• _Exercise prompt_:
Answer these questions from the speech below about the Sir Edward Heath investigation.
(a) On which operation does the Wiltshire Police commissioner say he will not commission any further work?
(b) According to the speaker, why can there be no finding of fact when the accused is dead?
(c) What other name does the speaker give for the sexual offences compensation scheme?

---------- Passage to read ----------

That has been referred to before. She went on:
“The Government would step in only where all other avenues had been exhausted”.—[Official Report, 11/10/18; col. 178.]
We are at that point. All other avenues have been exhausted. The proof of that is set out in the 2018 report of the Wiltshire Police commissioner, who states:
“It remains my hope and expectation that IICSA will have something to say on the strength or otherwise of any evidence against Sir Edward Heath”.
He goes on:
“Should IICSA maintain that position”—
of failing to act—
“the Home Secretary should, in my view, order a separate public inquiry with the necessary powers and the remit to establish the facts”.
He further states:
“Wiltshire has more than met its national responsibilities, and I will not commission any further work in relation to Operation Conifer”.
He goes on to refer to his limited resources.
My problem with all that is that, while I understand the resource argument at the local level, I hesitate over the prospect of an IICSA finding of fact when the accused is dead. If a man is dead, there can be no finding of fact because there is no defence. IICSA’s operations are based on hearings. There is no one to hear, apart from the accusers, which takes us right back to the Janner case. Indeed, I note that in all the cases where accusations have been levelled against individuals who are still alive, we have had either apologies or mealy-mouthed statements withdrawing accusations. In other words, attack the dead who cannot respond and run scared of the living for fear of legal action.
The Wiltshire Police commissioner says that the Government should do something, and they should. Sir Edward Heath was not a Wiltshire Council leader; he was a Prime Minister with an international reputation. We either give Wiltshire all the money it needs—not part of the money, as happened before—to draw up the Conifer review, or the Government carry out a judge-led review of the evidence. Anyhow, it should not cost much. There is very little evidence, just hearsay and untruths. The Nick case will prove that.
The powers that be have allowed this whole debate about sexual abuse to become bogged down in political correctness. We are entering a fantasy world where anyone without principle can make a claim of sexual abuse against any other person in the knowledge that there is a presumption that the accuser is to be believed. The whole process is being greatly aided by the sexual offences compensation scheme, otherwise known as the criminal injuries compensation scheme, with legal expenses funded by the taxpayer while the scheme is undermining the credibility of legitimate claimants. All you now need is a vivid imagination, a preparedness to lie and the ability to make the accusation seem realistic by drawing on other cases already on the public record that give credence to your accusation and you are on your way to a windfall.

---------- Raw data ----------

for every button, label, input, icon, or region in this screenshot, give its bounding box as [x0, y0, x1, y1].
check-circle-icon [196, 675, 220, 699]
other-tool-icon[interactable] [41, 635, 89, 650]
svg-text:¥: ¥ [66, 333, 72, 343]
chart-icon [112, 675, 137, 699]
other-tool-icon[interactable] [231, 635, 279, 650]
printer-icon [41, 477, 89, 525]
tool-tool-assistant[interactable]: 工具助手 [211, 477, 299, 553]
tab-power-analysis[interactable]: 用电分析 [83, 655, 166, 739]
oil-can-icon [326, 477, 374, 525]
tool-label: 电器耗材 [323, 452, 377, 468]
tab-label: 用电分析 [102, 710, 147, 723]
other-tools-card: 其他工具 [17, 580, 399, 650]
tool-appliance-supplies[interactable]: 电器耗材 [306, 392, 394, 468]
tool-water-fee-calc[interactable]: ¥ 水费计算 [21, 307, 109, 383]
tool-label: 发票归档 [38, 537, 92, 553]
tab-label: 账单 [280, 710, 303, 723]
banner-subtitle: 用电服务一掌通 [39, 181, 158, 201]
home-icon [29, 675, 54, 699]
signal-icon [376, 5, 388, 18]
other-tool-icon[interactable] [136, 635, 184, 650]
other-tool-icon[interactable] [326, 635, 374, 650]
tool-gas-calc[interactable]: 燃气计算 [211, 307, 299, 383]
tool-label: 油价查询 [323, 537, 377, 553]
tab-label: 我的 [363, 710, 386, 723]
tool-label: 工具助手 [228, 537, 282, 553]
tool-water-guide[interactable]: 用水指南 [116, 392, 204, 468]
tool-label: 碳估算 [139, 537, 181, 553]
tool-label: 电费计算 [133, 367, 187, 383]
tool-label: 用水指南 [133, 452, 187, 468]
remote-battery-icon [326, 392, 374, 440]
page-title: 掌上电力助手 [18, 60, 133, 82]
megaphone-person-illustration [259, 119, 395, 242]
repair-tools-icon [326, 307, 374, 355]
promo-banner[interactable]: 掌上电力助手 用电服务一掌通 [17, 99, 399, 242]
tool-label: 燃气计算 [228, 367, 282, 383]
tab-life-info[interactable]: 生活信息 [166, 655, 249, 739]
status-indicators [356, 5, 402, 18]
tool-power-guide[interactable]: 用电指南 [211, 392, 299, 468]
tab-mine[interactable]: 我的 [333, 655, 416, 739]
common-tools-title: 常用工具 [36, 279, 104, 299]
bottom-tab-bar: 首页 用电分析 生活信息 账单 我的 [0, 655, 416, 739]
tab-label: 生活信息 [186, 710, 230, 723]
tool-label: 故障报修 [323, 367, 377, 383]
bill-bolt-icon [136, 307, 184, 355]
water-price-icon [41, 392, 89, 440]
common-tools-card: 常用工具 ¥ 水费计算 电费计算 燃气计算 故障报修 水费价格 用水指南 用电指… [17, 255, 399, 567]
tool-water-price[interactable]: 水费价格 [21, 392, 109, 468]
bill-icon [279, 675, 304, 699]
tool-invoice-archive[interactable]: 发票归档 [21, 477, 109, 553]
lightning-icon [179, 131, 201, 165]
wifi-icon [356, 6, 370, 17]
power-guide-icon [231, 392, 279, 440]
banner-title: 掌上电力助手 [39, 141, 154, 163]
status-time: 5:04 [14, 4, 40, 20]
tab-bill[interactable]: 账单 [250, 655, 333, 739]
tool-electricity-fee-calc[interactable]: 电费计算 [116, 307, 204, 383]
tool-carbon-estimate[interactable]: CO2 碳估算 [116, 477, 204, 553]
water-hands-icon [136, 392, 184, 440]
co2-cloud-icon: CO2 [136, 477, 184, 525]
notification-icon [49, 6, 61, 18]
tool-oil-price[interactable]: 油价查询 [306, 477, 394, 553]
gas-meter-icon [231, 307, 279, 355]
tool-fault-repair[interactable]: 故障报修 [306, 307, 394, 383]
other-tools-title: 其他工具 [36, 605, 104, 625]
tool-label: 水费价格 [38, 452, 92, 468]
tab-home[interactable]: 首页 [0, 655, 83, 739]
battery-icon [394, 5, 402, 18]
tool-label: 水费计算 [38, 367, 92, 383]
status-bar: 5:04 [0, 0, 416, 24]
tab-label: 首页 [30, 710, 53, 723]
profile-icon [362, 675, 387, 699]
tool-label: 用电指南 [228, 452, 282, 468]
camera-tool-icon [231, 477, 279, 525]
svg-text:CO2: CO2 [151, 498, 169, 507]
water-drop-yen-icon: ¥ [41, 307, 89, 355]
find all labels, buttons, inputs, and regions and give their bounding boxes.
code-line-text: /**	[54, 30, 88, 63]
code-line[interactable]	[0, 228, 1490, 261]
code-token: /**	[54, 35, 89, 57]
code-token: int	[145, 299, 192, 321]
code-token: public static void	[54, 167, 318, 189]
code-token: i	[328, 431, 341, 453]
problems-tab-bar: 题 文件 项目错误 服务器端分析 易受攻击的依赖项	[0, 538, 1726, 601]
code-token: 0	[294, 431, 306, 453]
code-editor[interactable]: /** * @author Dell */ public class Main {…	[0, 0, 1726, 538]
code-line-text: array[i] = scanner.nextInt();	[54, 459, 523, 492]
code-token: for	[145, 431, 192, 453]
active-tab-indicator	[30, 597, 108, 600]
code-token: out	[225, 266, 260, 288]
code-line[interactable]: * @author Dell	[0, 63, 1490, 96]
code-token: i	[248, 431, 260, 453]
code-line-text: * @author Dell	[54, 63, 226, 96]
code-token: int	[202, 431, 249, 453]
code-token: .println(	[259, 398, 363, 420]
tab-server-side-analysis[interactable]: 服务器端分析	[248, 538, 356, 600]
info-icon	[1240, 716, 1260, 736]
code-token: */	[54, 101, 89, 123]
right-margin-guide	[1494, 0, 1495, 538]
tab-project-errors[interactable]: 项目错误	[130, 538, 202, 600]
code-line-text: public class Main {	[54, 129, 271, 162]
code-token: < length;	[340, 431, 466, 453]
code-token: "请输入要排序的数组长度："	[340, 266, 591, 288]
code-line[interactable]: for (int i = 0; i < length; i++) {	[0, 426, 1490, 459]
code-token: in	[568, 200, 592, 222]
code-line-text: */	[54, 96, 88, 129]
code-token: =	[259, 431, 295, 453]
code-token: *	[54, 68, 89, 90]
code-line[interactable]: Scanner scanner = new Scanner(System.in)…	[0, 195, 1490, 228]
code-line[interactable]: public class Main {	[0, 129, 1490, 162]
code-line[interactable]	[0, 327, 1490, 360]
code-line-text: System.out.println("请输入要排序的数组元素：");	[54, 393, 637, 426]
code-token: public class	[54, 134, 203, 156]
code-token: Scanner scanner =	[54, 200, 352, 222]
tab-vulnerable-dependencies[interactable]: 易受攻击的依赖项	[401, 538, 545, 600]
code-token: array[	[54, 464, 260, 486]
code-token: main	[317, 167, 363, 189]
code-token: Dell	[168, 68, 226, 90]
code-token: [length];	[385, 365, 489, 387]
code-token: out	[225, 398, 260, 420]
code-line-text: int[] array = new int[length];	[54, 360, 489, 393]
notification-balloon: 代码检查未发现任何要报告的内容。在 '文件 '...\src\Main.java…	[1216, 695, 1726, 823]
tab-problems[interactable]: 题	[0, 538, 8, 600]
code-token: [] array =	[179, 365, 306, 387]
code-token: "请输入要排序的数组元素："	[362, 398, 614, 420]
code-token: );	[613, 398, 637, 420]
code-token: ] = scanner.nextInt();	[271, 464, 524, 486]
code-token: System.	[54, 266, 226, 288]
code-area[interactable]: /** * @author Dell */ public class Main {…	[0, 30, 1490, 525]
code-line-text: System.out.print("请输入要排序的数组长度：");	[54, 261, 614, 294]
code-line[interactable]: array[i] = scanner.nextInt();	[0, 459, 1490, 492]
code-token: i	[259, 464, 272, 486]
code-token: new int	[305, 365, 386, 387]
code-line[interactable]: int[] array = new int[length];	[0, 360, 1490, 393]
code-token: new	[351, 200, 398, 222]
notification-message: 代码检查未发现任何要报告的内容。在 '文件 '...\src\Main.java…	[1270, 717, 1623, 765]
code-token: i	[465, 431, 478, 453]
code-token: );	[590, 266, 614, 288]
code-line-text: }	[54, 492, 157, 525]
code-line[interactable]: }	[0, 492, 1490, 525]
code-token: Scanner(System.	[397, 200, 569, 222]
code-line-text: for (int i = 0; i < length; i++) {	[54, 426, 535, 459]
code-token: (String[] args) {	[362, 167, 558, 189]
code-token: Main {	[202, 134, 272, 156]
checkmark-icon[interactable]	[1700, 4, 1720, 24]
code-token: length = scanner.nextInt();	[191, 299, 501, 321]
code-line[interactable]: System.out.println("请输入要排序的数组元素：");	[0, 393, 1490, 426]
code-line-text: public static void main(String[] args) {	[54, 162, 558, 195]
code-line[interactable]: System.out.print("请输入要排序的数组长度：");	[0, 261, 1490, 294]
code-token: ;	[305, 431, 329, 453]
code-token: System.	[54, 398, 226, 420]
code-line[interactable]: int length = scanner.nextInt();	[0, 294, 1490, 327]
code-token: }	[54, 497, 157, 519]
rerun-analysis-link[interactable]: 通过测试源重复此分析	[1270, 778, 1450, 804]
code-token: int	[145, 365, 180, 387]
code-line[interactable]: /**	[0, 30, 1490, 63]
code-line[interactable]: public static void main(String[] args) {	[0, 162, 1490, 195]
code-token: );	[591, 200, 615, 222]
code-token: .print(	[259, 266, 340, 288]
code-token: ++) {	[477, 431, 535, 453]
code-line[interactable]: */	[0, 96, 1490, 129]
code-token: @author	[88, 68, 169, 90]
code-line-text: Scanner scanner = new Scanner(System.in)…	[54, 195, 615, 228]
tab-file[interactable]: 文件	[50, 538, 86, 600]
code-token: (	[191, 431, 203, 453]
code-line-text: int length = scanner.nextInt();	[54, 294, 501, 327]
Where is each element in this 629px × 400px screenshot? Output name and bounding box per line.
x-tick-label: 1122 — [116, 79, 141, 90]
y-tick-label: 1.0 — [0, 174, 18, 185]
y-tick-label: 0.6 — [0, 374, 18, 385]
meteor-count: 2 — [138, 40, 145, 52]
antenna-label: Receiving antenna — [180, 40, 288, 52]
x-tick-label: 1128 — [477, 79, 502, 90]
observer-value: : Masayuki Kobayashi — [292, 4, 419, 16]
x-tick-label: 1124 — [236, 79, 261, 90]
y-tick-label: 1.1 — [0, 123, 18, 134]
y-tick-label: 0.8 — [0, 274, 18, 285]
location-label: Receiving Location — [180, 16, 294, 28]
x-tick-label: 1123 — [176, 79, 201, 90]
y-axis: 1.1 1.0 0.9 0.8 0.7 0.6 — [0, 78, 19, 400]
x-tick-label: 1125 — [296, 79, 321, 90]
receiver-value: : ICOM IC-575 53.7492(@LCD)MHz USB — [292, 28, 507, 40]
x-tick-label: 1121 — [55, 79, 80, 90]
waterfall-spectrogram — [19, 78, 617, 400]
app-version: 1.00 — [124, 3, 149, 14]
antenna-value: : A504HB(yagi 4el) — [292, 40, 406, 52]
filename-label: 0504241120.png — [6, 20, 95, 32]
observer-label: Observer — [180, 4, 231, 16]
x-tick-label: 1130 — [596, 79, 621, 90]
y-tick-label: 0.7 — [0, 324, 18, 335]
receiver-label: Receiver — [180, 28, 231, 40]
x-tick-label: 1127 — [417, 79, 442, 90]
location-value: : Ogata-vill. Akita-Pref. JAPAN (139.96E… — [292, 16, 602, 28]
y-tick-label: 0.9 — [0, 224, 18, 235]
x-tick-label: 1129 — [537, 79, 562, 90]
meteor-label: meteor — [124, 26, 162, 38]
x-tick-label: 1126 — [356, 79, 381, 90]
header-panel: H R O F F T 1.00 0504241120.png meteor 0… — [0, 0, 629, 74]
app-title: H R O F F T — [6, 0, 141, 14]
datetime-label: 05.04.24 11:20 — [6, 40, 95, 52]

----------

• _Solution to the exercise_:
(a) Operation Conifer.
(b) Because there is no defence.
(c) The criminal injuries compensation scheme.